Direction:
Transcribe each entry below exactly. Pictures do not go in the copy.

Chart and figure data
○ ○ ○ ○ ○ ○ ○

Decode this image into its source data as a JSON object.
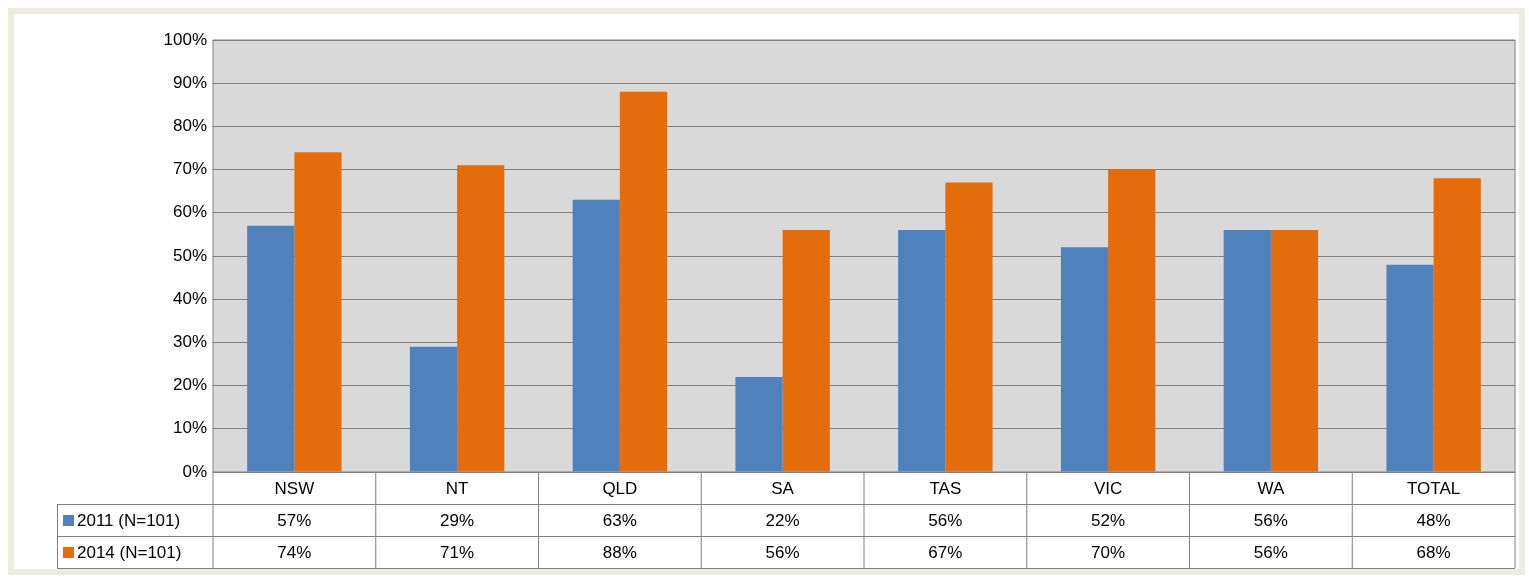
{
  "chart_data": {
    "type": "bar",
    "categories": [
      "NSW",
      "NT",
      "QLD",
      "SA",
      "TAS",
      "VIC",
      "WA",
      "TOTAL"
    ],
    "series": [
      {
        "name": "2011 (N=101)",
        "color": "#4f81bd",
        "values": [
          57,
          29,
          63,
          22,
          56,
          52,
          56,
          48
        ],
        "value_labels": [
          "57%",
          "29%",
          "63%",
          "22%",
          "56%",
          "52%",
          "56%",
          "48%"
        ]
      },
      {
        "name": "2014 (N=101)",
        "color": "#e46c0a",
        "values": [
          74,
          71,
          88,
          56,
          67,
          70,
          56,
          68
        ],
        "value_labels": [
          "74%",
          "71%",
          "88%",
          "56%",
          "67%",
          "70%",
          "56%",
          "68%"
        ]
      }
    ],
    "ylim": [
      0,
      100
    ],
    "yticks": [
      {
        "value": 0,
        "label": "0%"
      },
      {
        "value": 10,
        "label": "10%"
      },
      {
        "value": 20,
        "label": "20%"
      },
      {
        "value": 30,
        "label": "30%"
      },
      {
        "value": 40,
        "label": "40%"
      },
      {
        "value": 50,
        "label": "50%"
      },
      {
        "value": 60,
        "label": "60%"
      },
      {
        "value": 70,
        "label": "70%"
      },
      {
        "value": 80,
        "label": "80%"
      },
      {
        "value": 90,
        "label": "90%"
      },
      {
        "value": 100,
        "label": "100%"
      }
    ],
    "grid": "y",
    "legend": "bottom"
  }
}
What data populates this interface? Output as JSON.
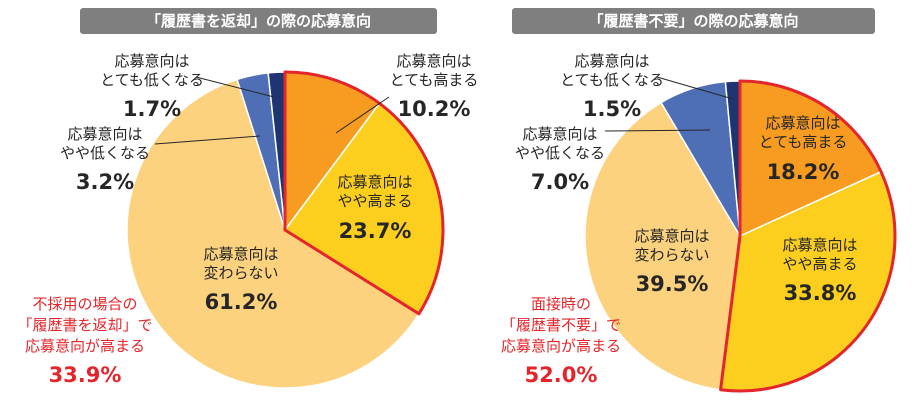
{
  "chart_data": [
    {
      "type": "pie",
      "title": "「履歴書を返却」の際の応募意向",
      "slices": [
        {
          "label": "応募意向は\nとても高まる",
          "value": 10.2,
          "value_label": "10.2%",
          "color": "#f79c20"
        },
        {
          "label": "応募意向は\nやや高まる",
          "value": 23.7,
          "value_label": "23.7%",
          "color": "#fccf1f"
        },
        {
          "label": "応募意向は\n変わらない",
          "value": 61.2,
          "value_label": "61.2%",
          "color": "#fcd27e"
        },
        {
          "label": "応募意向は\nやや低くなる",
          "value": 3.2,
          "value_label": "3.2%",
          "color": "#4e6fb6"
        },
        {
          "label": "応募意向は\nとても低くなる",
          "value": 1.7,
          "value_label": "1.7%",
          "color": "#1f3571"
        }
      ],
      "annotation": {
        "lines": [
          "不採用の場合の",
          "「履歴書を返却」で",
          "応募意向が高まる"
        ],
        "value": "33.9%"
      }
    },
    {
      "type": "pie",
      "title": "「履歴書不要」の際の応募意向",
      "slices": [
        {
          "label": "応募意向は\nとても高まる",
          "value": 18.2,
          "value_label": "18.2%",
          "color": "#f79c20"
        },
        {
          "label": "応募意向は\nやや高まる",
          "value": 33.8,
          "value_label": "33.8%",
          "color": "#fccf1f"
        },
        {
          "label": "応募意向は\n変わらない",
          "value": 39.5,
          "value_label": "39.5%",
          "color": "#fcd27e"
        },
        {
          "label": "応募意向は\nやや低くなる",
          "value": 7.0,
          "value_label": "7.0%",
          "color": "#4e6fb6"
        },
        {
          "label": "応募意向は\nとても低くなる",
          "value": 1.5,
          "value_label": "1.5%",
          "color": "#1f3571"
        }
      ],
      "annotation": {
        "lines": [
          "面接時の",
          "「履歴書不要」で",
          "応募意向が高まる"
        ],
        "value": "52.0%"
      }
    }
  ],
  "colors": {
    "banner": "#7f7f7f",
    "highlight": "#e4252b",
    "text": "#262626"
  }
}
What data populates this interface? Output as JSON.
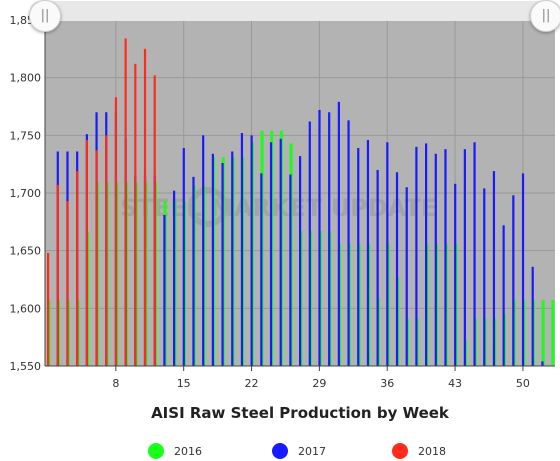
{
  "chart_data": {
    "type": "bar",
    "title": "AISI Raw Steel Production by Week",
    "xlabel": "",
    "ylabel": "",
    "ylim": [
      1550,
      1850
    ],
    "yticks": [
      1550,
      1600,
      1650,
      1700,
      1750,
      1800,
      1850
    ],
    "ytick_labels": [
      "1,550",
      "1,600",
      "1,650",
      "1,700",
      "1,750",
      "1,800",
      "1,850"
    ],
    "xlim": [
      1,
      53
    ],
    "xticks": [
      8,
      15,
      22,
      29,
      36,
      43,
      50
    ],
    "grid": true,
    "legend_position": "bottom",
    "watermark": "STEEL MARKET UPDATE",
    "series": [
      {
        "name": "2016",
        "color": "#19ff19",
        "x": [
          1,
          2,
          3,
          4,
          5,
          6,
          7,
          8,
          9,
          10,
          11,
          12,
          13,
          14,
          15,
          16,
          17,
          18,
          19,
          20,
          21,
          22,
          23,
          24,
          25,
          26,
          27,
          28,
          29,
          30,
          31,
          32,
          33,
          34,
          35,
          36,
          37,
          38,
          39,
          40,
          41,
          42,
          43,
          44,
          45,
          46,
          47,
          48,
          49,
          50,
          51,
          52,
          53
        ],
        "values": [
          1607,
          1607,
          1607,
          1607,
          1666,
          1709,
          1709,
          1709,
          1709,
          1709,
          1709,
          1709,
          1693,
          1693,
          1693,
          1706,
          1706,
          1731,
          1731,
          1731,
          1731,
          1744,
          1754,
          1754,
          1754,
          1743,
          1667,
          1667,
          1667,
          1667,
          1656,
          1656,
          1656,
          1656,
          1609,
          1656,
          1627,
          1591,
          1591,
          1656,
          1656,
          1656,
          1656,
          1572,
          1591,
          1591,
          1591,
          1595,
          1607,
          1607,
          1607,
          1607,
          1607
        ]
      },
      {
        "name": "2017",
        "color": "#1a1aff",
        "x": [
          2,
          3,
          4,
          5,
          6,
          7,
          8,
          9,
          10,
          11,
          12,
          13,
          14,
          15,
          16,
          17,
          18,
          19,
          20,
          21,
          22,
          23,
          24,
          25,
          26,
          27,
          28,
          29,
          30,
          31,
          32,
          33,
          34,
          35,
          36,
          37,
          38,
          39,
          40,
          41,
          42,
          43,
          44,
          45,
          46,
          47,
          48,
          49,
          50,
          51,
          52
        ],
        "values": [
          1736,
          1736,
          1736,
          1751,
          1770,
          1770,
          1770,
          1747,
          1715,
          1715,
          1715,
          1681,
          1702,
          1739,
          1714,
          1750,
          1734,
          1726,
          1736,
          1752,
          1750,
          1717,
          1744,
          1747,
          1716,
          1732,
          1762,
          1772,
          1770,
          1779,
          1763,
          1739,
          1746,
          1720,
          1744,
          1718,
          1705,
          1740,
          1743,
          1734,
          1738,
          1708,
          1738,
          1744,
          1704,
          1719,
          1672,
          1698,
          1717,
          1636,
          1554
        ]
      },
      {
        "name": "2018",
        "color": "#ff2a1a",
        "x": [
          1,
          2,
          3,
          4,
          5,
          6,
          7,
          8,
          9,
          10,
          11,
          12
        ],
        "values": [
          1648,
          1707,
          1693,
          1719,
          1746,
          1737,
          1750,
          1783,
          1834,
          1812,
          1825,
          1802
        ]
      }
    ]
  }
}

○ ○ ○ ○ ○ ○ ○

The output:
Decode this image into its source data as a JSON object.
{
  "chart_data": {
    "type": "bar",
    "categories": [
      "NSW",
      "NT",
      "QLD",
      "SA",
      "TAS",
      "VIC",
      "WA",
      "TOTAL"
    ],
    "series": [
      {
        "name": "2011 (N=101)",
        "color": "#4f81bd",
        "values": [
          57,
          29,
          63,
          22,
          56,
          52,
          56,
          48
        ],
        "value_labels": [
          "57%",
          "29%",
          "63%",
          "22%",
          "56%",
          "52%",
          "56%",
          "48%"
        ]
      },
      {
        "name": "2014 (N=101)",
        "color": "#e46c0a",
        "values": [
          74,
          71,
          88,
          56,
          67,
          70,
          56,
          68
        ],
        "value_labels": [
          "74%",
          "71%",
          "88%",
          "56%",
          "67%",
          "70%",
          "56%",
          "68%"
        ]
      }
    ],
    "ylim": [
      0,
      100
    ],
    "yticks": [
      {
        "value": 0,
        "label": "0%"
      },
      {
        "value": 10,
        "label": "10%"
      },
      {
        "value": 20,
        "label": "20%"
      },
      {
        "value": 30,
        "label": "30%"
      },
      {
        "value": 40,
        "label": "40%"
      },
      {
        "value": 50,
        "label": "50%"
      },
      {
        "value": 60,
        "label": "60%"
      },
      {
        "value": 70,
        "label": "70%"
      },
      {
        "value": 80,
        "label": "80%"
      },
      {
        "value": 90,
        "label": "90%"
      },
      {
        "value": 100,
        "label": "100%"
      }
    ],
    "grid": "y",
    "legend": "bottom"
  }
}
What data populates this interface? Output as JSON.
{
  "chart_data": [
    {
      "type": "pie",
      "title": "「履歴書を返却」の際の応募意向",
      "slices": [
        {
          "label": "応募意向は\nとても高まる",
          "value": 10.2,
          "value_label": "10.2%",
          "color": "#f79c20"
        },
        {
          "label": "応募意向は\nやや高まる",
          "value": 23.7,
          "value_label": "23.7%",
          "color": "#fccf1f"
        },
        {
          "label": "応募意向は\n変わらない",
          "value": 61.2,
          "value_label": "61.2%",
          "color": "#fcd27e"
        },
        {
          "label": "応募意向は\nやや低くなる",
          "value": 3.2,
          "value_label": "3.2%",
          "color": "#4e6fb6"
        },
        {
          "label": "応募意向は\nとても低くなる",
          "value": 1.7,
          "value_label": "1.7%",
          "color": "#1f3571"
        }
      ],
      "annotation": {
        "lines": [
          "不採用の場合の",
          "「履歴書を返却」で",
          "応募意向が高まる"
        ],
        "value": "33.9%"
      }
    },
    {
      "type": "pie",
      "title": "「履歴書不要」の際の応募意向",
      "slices": [
        {
          "label": "応募意向は\nとても高まる",
          "value": 18.2,
          "value_label": "18.2%",
          "color": "#f79c20"
        },
        {
          "label": "応募意向は\nやや高まる",
          "value": 33.8,
          "value_label": "33.8%",
          "color": "#fccf1f"
        },
        {
          "label": "応募意向は\n変わらない",
          "value": 39.5,
          "value_label": "39.5%",
          "color": "#fcd27e"
        },
        {
          "label": "応募意向は\nやや低くなる",
          "value": 7.0,
          "value_label": "7.0%",
          "color": "#4e6fb6"
        },
        {
          "label": "応募意向は\nとても低くなる",
          "value": 1.5,
          "value_label": "1.5%",
          "color": "#1f3571"
        }
      ],
      "annotation": {
        "lines": [
          "面接時の",
          "「履歴書不要」で",
          "応募意向が高まる"
        ],
        "value": "52.0%"
      }
    }
  ],
  "colors": {
    "banner": "#7f7f7f",
    "highlight": "#e4252b",
    "text": "#262626"
  }
}
What data populates this interface? Output as JSON.
{
  "chart_data": {
    "type": "bar",
    "title": "AISI Raw Steel Production by Week",
    "xlabel": "",
    "ylabel": "",
    "ylim": [
      1550,
      1850
    ],
    "yticks": [
      1550,
      1600,
      1650,
      1700,
      1750,
      1800,
      1850
    ],
    "ytick_labels": [
      "1,550",
      "1,600",
      "1,650",
      "1,700",
      "1,750",
      "1,800",
      "1,850"
    ],
    "xlim": [
      1,
      53
    ],
    "xticks": [
      8,
      15,
      22,
      29,
      36,
      43,
      50
    ],
    "grid": true,
    "legend_position": "bottom",
    "watermark": "STEEL MARKET UPDATE",
    "series": [
      {
        "name": "2016",
        "color": "#19ff19",
        "x": [
          1,
          2,
          3,
          4,
          5,
          6,
          7,
          8,
          9,
          10,
          11,
          12,
          13,
          14,
          15,
          16,
          17,
          18,
          19,
          20,
          21,
          22,
          23,
          24,
          25,
          26,
          27,
          28,
          29,
          30,
          31,
          32,
          33,
          34,
          35,
          36,
          37,
          38,
          39,
          40,
          41,
          42,
          43,
          44,
          45,
          46,
          47,
          48,
          49,
          50,
          51,
          52,
          53
        ],
        "values": [
          1607,
          1607,
          1607,
          1607,
          1666,
          1709,
          1709,
          1709,
          1709,
          1709,
          1709,
          1709,
          1693,
          1693,
          1693,
          1706,
          1706,
          1731,
          1731,
          1731,
          1731,
          1744,
          1754,
          1754,
          1754,
          1743,
          1667,
          1667,
          1667,
          1667,
          1656,
          1656,
          1656,
          1656,
          1609,
          1656,
          1627,
          1591,
          1591,
          1656,
          1656,
          1656,
          1656,
          1572,
          1591,
          1591,
          1591,
          1595,
          1607,
          1607,
          1607,
          1607,
          1607
        ]
      },
      {
        "name": "2017",
        "color": "#1a1aff",
        "x": [
          2,
          3,
          4,
          5,
          6,
          7,
          8,
          9,
          10,
          11,
          12,
          13,
          14,
          15,
          16,
          17,
          18,
          19,
          20,
          21,
          22,
          23,
          24,
          25,
          26,
          27,
          28,
          29,
          30,
          31,
          32,
          33,
          34,
          35,
          36,
          37,
          38,
          39,
          40,
          41,
          42,
          43,
          44,
          45,
          46,
          47,
          48,
          49,
          50,
          51,
          52
        ],
        "values": [
          1736,
          1736,
          1736,
          1751,
          1770,
          1770,
          1770,
          1747,
          1715,
          1715,
          1715,
          1681,
          1702,
          1739,
          1714,
          1750,
          1734,
          1726,
          1736,
          1752,
          1750,
          1717,
          1744,
          1747,
          1716,
          1732,
          1762,
          1772,
          1770,
          1779,
          1763,
          1739,
          1746,
          1720,
          1744,
          1718,
          1705,
          1740,
          1743,
          1734,
          1738,
          1708,
          1738,
          1744,
          1704,
          1719,
          1672,
          1698,
          1717,
          1636,
          1554
        ]
      },
      {
        "name": "2018",
        "color": "#ff2a1a",
        "x": [
          1,
          2,
          3,
          4,
          5,
          6,
          7,
          8,
          9,
          10,
          11,
          12
        ],
        "values": [
          1648,
          1707,
          1693,
          1719,
          1746,
          1737,
          1750,
          1783,
          1834,
          1812,
          1825,
          1802
        ]
      }
    ]
  }
}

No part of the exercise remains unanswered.